Repeat the material in full. Keep every line exactly as it is.

DATA TO PROCESS

○ ○ ○ ○ ○

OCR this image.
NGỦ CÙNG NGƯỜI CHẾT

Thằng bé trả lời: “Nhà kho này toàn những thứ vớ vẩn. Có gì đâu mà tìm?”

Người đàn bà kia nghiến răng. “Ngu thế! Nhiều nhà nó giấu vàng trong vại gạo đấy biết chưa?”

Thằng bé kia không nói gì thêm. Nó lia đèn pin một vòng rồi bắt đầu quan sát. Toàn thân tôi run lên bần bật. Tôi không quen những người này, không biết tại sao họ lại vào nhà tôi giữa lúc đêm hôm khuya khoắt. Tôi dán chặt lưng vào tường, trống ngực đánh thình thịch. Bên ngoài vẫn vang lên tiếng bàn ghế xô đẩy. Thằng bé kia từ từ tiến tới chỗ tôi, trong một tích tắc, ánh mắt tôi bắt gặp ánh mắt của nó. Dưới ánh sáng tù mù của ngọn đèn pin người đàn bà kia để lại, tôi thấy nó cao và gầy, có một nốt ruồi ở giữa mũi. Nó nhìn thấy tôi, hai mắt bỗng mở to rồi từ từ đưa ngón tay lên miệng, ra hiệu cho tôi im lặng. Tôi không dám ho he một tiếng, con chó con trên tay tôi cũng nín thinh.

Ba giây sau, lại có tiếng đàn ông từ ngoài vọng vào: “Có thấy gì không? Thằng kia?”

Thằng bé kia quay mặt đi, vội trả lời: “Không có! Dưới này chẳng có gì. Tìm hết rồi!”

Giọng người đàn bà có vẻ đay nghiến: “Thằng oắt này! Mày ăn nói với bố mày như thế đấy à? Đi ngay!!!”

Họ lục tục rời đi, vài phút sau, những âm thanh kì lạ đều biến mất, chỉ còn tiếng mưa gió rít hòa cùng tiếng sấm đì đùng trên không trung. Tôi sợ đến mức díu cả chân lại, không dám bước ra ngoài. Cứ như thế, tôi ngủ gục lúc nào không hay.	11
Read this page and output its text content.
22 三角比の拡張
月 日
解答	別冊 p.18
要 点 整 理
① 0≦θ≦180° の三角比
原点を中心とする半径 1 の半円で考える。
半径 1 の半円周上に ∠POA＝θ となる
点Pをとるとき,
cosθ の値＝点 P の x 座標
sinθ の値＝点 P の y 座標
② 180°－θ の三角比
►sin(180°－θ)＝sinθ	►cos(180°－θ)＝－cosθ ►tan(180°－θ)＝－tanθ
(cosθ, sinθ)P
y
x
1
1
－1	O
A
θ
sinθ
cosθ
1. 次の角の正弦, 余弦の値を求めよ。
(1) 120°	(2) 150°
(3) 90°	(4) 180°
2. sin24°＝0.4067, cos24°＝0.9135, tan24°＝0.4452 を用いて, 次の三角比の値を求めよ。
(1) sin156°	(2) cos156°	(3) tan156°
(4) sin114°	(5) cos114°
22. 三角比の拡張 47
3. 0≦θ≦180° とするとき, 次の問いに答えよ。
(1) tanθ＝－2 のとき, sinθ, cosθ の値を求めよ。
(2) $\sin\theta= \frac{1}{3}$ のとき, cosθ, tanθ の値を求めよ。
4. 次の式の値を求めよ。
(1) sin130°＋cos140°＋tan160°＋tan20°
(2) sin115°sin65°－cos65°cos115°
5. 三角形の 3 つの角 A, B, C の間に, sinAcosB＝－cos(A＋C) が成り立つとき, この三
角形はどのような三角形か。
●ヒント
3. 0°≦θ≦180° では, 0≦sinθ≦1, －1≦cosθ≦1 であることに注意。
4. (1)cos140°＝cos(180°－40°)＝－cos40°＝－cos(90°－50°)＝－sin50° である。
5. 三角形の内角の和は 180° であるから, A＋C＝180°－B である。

○ ○ ○ ○ ○

THE ANSWER
OCR this image.
NGỦ CÙNG NGƯỜI CHẾT

Thằng bé trả lời: “Nhà kho này toàn những thứ vớ vẩn. Có gì đâu mà tìm?”

Người đàn bà kia nghiến răng. “Ngu thế! Nhiều nhà nó giấu vàng trong vại gạo đấy biết chưa?”

Thằng bé kia không nói gì thêm. Nó lia đèn pin một vòng rồi bắt đầu quan sát. Toàn thân tôi run lên bần bật. Tôi không quen những người này, không biết tại sao họ lại vào nhà tôi giữa lúc đêm hôm khuya khoắt. Tôi dán chặt lưng vào tường, trống ngực đánh thình thịch. Bên ngoài vẫn vang lên tiếng bàn ghế xô đẩy. Thằng bé kia từ từ tiến tới chỗ tôi, trong một tích tắc, ánh mắt tôi bắt gặp ánh mắt của nó. Dưới ánh sáng tù mù của ngọn đèn pin người đàn bà kia để lại, tôi thấy nó cao và gầy, có một nốt ruồi ở giữa mũi. Nó nhìn thấy tôi, hai mắt bỗng mở to rồi từ từ đưa ngón tay lên miệng, ra hiệu cho tôi im lặng. Tôi không dám ho he một tiếng, con chó con trên tay tôi cũng nín thinh.

Ba giây sau, lại có tiếng đàn ông từ ngoài vọng vào: “Có thấy gì không? Thằng kia?”

Thằng bé kia quay mặt đi, vội trả lời: “Không có! Dưới này chẳng có gì. Tìm hết rồi!”

Giọng người đàn bà có vẻ đay nghiến: “Thằng oắt này! Mày ăn nói với bố mày như thế đấy à? Đi ngay!!!”

Họ lục tục rời đi, vài phút sau, những âm thanh kì lạ đều biến mất, chỉ còn tiếng mưa gió rít hòa cùng tiếng sấm đì đùng trên không trung. Tôi sợ đến mức díu cả chân lại, không dám bước ra ngoài. Cứ như thế, tôi ngủ gục lúc nào không hay.	11
Read this page and output its text content.
22 三角比の拡張
月 日
解答	別冊 p.18
要 点 整 理
① 0≦θ≦180° の三角比
原点を中心とする半径 1 の半円で考える。
半径 1 の半円周上に ∠POA＝θ となる
点Pをとるとき,
cosθ の値＝点 P の x 座標
sinθ の値＝点 P の y 座標
② 180°－θ の三角比
►sin(180°－θ)＝sinθ	►cos(180°－θ)＝－cosθ ►tan(180°－θ)＝－tanθ
(cosθ, sinθ)P
y
x
1
1
－1	O
A
θ
sinθ
cosθ
1. 次の角の正弦, 余弦の値を求めよ。
(1) 120°	(2) 150°
(3) 90°	(4) 180°
2. sin24°＝0.4067, cos24°＝0.9135, tan24°＝0.4452 を用いて, 次の三角比の値を求めよ。
(1) sin156°	(2) cos156°	(3) tan156°
(4) sin114°	(5) cos114°
22. 三角比の拡張 47
3. 0≦θ≦180° とするとき, 次の問いに答えよ。
(1) tanθ＝－2 のとき, sinθ, cosθ の値を求めよ。
(2) $\sin\theta= \frac{1}{3}$ のとき, cosθ, tanθ の値を求めよ。
4. 次の式の値を求めよ。
(1) sin130°＋cos140°＋tan160°＋tan20°
(2) sin115°sin65°－cos65°cos115°
5. 三角形の 3 つの角 A, B, C の間に, sinAcosB＝－cos(A＋C) が成り立つとき, この三
角形はどのような三角形か。
●ヒント
3. 0°≦θ≦180° では, 0≦sinθ≦1, －1≦cosθ≦1 であることに注意。
4. (1)cos140°＝cos(180°－40°)＝－cos40°＝－cos(90°－50°)＝－sin50° である。
5. 三角形の内角の和は 180° であるから, A＋C＝180°－B である。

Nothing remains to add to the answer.